-- start of Material provided --

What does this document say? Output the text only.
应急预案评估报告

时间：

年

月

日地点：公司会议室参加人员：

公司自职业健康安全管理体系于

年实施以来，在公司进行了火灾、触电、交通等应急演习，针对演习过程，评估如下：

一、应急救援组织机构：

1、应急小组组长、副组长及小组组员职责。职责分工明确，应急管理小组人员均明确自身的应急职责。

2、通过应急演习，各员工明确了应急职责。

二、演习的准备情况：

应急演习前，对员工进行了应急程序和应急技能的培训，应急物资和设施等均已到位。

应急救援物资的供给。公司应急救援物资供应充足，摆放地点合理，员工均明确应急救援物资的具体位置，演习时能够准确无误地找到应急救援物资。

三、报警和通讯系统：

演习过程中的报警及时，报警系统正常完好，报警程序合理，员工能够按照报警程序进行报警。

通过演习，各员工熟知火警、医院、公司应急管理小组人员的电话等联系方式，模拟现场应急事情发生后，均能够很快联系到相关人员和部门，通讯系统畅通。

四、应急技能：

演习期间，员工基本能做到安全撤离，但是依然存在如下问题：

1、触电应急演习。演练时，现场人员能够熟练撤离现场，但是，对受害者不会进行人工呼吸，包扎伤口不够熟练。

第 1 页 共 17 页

-- end of Material provided --

# What is expected:
Faithfully reproduce all of the records, character for character.

# Answer below:
What does this document say? Output the text only.
应急预案评估报告

时间：

年

月

日地点：公司会议室参加人员：

公司自职业健康安全管理体系于

年实施以来，在公司进行了火灾、触电、交通等应急演习，针对演习过程，评估如下：

一、应急救援组织机构：

1、应急小组组长、副组长及小组组员职责。职责分工明确，应急管理小组人员均明确自身的应急职责。

2、通过应急演习，各员工明确了应急职责。

二、演习的准备情况：

应急演习前，对员工进行了应急程序和应急技能的培训，应急物资和设施等均已到位。

应急救援物资的供给。公司应急救援物资供应充足，摆放地点合理，员工均明确应急救援物资的具体位置，演习时能够准确无误地找到应急救援物资。

三、报警和通讯系统：

演习过程中的报警及时，报警系统正常完好，报警程序合理，员工能够按照报警程序进行报警。

通过演习，各员工熟知火警、医院、公司应急管理小组人员的电话等联系方式，模拟现场应急事情发生后，均能够很快联系到相关人员和部门，通讯系统畅通。

四、应急技能：

演习期间，员工基本能做到安全撤离，但是依然存在如下问题：

1、触电应急演习。演练时，现场人员能够熟练撤离现场，但是，对受害者不会进行人工呼吸，包扎伤口不够熟练。

第 1 页 共 17 页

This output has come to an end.